═════ Dataset rows
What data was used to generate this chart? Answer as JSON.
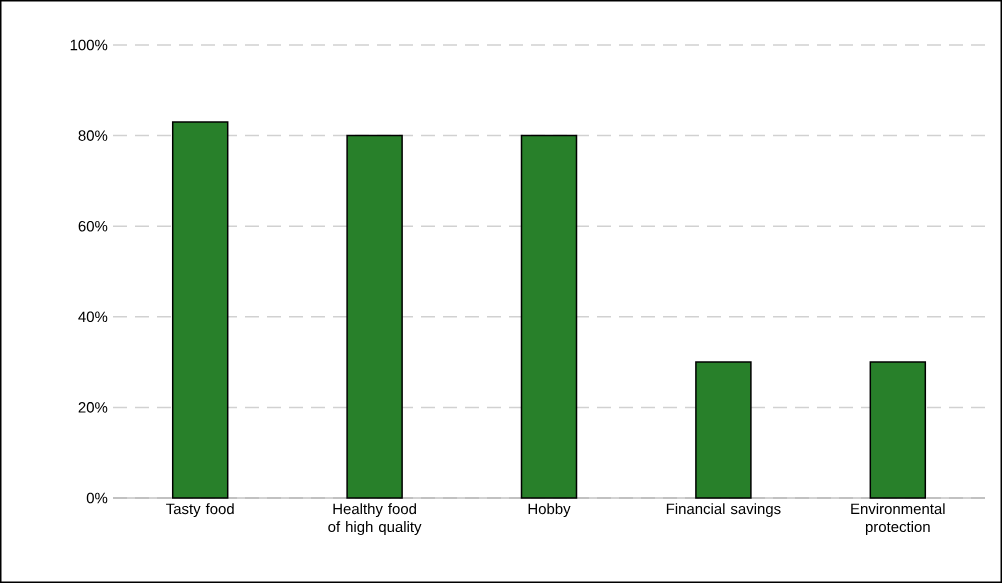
{
  "chart_data": {
    "type": "bar",
    "categories": [
      "Tasty food",
      "Healthy food of high quality",
      "Hobby",
      "Financial savings",
      "Environmental protection"
    ],
    "values": [
      83,
      80,
      80,
      30,
      30
    ],
    "color": "#28802a",
    "ylim": [
      0,
      100
    ],
    "yticks": [
      {
        "value": 0,
        "label": "0%"
      },
      {
        "value": 20,
        "label": "20%"
      },
      {
        "value": 40,
        "label": "40%"
      },
      {
        "value": 60,
        "label": "60%"
      },
      {
        "value": 80,
        "label": "80%"
      },
      {
        "value": 100,
        "label": "100%"
      }
    ],
    "grid": "y"
  }
}
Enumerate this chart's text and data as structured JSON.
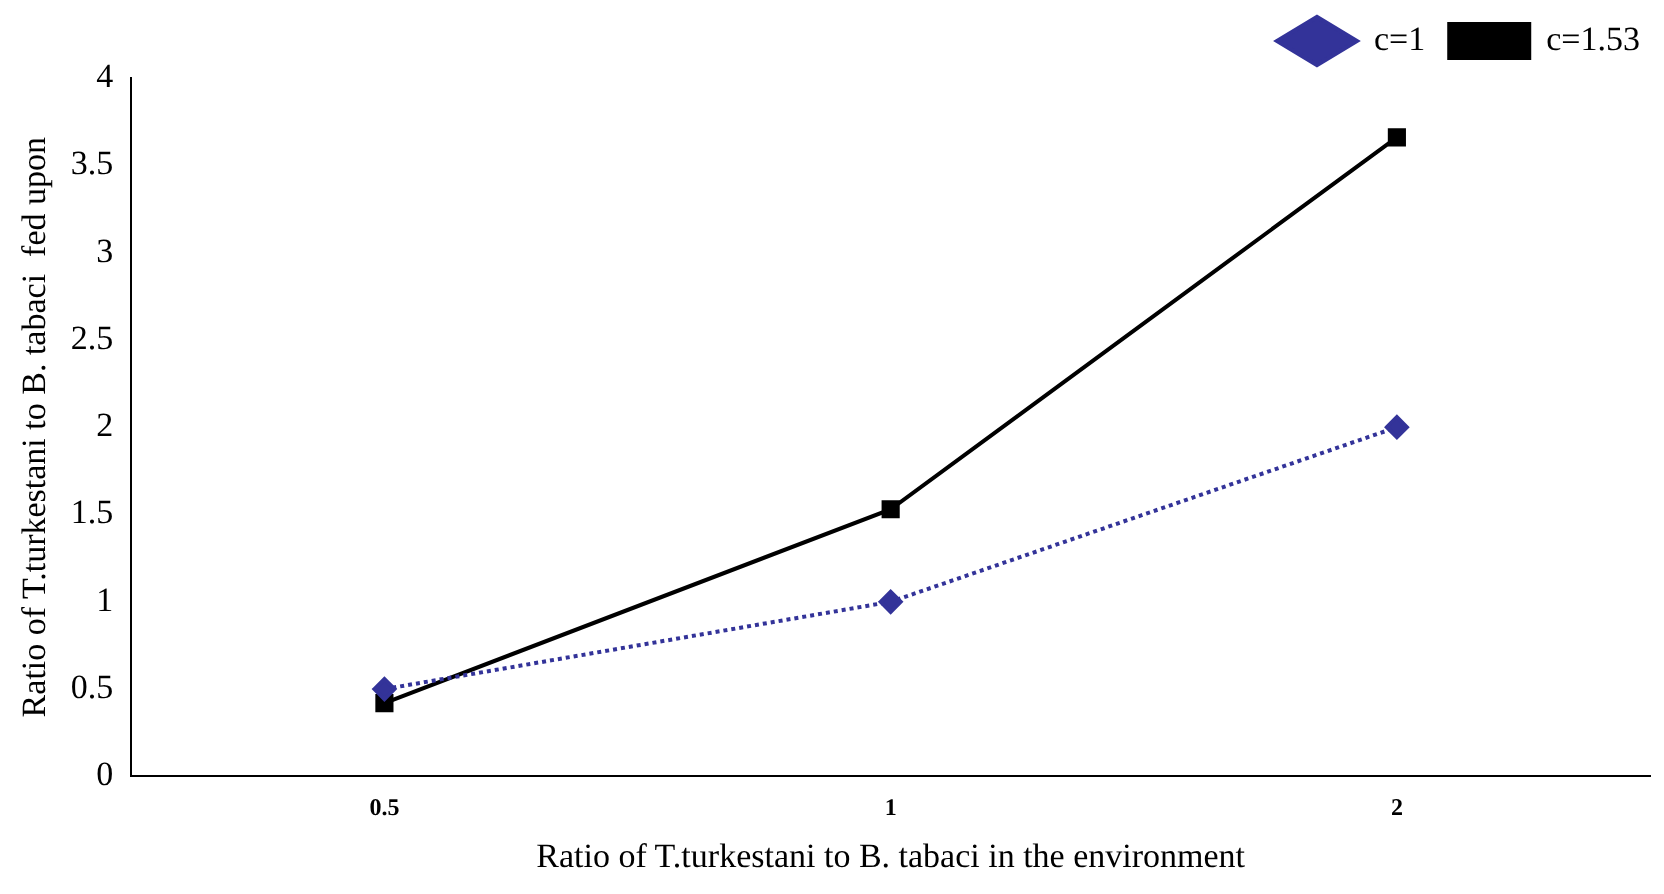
{
  "chart_data": {
    "type": "line",
    "xlabel": "Ratio of T.turkestani to B. tabaci in the environment",
    "ylabel": "Ratio of T.turkestani to B. tabaci  fed upon",
    "categories": [
      "0.5",
      "1",
      "2"
    ],
    "series": [
      {
        "name": "c=1",
        "color": "#333399",
        "values": [
          0.5,
          1,
          2
        ],
        "marker": "diamond",
        "line_style": "dotted"
      },
      {
        "name": "c=1.53",
        "color": "#000000",
        "values": [
          0.42,
          1.53,
          3.66
        ],
        "marker": "square",
        "line_style": "solid"
      }
    ],
    "ylim": [
      0,
      4
    ],
    "yticks": [
      0,
      0.5,
      1,
      1.5,
      2,
      2.5,
      3,
      3.5,
      4
    ],
    "grid": false,
    "legend": "top right"
  }
}
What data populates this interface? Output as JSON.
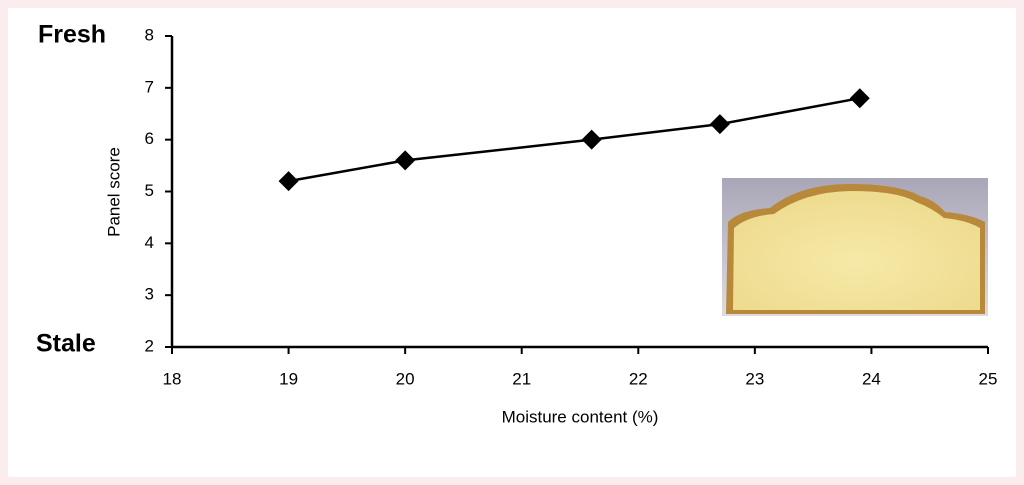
{
  "chart_data": {
    "type": "line",
    "xlabel": "Moisture content (%)",
    "ylabel": "Panel score",
    "annotations": [
      "Fresh",
      "Stale"
    ],
    "x": [
      19,
      20,
      21.6,
      22.7,
      23.9
    ],
    "series": [
      {
        "values": [
          5.2,
          5.6,
          6.0,
          6.3,
          6.8
        ],
        "color": "#000000"
      }
    ],
    "xlim": [
      18,
      25
    ],
    "xticks": [
      18,
      19,
      20,
      21,
      22,
      23,
      24,
      25
    ],
    "ylim": [
      2,
      8
    ],
    "yticks": [
      2,
      3,
      4,
      5,
      6,
      7,
      8
    ]
  }
}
══════════
Work to complete
Scan the records above for the string "food", then report every line that contains it.

The output
      "Tasty food",
      "Healthy food of high quality",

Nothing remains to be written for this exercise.